___ Records for processing
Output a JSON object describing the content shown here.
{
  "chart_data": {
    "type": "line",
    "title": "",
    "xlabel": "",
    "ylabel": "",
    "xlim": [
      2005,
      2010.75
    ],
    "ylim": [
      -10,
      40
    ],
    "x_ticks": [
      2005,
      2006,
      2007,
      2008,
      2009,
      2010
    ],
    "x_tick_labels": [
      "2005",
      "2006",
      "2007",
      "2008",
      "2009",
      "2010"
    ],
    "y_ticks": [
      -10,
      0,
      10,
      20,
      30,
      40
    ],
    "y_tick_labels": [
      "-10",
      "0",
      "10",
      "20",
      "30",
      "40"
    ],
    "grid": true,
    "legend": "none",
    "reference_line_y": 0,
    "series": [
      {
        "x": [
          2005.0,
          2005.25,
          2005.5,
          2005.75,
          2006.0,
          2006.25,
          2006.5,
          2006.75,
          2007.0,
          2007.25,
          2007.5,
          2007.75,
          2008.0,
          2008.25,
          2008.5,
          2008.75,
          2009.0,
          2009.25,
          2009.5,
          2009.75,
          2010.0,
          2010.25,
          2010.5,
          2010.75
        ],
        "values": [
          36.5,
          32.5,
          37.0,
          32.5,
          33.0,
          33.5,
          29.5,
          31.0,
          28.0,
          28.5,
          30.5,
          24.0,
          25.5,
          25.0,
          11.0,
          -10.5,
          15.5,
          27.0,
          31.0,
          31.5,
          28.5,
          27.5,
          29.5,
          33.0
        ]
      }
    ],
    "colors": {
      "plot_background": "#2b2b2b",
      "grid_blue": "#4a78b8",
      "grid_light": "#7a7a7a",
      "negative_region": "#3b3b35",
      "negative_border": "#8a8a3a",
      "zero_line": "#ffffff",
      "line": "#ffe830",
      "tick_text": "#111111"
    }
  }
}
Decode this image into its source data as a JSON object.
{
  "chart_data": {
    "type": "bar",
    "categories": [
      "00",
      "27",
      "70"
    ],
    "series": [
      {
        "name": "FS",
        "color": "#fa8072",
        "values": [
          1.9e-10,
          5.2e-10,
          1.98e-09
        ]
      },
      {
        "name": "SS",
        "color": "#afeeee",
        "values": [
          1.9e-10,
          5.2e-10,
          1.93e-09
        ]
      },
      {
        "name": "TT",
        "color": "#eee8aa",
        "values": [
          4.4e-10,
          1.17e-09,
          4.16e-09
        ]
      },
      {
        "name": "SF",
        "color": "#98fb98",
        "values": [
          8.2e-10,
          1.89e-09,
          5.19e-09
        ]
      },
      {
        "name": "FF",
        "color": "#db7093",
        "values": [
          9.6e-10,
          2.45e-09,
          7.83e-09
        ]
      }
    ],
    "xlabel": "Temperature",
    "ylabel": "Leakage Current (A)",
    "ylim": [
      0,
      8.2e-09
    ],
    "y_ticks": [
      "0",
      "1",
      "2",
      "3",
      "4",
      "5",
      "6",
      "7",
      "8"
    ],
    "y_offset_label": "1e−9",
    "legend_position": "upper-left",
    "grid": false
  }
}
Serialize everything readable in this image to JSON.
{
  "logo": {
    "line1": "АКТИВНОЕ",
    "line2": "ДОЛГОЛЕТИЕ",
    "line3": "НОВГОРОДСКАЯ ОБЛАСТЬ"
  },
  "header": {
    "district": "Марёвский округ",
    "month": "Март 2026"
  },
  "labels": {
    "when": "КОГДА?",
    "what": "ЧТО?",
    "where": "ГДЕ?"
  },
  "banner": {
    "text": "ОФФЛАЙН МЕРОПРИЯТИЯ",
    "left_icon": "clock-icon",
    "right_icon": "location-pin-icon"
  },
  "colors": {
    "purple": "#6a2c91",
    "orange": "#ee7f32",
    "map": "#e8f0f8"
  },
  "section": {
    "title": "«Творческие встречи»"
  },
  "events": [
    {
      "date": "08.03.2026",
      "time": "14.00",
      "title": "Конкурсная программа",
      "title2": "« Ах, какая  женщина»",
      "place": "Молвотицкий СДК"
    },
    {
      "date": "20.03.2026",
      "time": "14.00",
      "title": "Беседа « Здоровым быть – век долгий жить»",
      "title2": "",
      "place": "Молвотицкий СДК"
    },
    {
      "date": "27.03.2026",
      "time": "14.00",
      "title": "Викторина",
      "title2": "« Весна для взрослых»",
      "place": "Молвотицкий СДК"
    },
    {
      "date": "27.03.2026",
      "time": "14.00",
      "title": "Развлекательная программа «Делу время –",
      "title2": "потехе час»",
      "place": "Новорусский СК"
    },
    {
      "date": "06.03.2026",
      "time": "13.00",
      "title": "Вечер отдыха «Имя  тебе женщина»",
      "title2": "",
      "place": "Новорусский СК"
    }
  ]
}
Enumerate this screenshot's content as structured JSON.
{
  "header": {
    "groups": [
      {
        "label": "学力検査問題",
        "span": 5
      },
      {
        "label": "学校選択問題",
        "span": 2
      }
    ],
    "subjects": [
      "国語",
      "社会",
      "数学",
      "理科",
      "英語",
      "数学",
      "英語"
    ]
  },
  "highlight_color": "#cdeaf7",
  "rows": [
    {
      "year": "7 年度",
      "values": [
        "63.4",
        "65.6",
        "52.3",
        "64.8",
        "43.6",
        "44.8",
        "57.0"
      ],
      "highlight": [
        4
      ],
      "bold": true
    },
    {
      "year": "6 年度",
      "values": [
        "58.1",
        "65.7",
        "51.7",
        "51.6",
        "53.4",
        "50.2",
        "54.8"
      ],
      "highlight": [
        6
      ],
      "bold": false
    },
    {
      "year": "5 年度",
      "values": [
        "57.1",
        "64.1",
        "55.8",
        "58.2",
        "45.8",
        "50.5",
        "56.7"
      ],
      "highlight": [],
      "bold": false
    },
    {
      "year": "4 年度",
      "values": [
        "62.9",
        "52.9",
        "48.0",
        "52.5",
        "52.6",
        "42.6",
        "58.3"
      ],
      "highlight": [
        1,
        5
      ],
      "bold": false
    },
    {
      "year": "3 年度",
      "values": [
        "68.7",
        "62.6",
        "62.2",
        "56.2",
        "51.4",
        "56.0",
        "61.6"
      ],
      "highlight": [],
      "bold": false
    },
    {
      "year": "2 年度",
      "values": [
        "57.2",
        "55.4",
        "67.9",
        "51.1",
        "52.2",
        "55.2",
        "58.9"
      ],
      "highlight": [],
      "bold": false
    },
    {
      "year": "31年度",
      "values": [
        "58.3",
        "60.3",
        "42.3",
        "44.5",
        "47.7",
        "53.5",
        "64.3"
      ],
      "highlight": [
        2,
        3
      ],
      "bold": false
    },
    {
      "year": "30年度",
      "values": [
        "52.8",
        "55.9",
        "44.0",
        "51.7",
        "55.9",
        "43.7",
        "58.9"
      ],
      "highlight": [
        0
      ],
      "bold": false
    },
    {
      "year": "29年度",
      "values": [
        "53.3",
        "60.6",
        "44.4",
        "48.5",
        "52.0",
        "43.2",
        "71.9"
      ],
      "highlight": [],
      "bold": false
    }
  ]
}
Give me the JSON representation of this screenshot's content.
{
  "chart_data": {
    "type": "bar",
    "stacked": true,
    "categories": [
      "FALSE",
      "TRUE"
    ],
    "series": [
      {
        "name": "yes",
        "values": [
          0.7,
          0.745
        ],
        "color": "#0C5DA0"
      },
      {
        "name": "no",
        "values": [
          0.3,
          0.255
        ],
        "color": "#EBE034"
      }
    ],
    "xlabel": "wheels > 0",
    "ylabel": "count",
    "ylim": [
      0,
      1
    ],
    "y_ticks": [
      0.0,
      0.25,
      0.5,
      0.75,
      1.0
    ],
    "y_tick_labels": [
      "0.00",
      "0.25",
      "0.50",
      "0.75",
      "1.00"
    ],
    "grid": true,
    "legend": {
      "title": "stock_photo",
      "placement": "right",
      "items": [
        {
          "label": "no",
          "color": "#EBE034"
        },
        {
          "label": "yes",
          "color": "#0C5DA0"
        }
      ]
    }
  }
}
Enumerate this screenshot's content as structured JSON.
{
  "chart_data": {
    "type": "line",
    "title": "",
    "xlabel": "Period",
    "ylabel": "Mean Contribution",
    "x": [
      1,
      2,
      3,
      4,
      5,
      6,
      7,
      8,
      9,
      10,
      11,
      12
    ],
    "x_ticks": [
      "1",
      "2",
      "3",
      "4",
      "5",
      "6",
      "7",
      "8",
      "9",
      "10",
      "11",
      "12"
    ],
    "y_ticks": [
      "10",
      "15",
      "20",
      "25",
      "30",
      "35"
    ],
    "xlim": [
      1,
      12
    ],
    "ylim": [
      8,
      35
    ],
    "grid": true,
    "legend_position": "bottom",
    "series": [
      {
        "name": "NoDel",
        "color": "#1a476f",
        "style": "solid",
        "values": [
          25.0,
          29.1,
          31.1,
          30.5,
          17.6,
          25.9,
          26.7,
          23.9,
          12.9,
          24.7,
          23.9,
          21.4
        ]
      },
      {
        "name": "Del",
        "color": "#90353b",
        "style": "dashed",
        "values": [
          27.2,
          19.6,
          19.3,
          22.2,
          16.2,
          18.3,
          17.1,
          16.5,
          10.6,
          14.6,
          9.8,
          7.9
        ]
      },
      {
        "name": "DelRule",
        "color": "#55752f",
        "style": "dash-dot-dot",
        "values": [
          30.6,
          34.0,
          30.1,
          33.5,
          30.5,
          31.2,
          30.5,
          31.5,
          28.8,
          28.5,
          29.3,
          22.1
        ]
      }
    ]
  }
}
______
Search the entries for the word "xlabel", then list each line that holds it.

    "xlabel": "",
    "xlabel": "Temperature",
    "xlabel": "wheels > 0",
    "xlabel": "Period",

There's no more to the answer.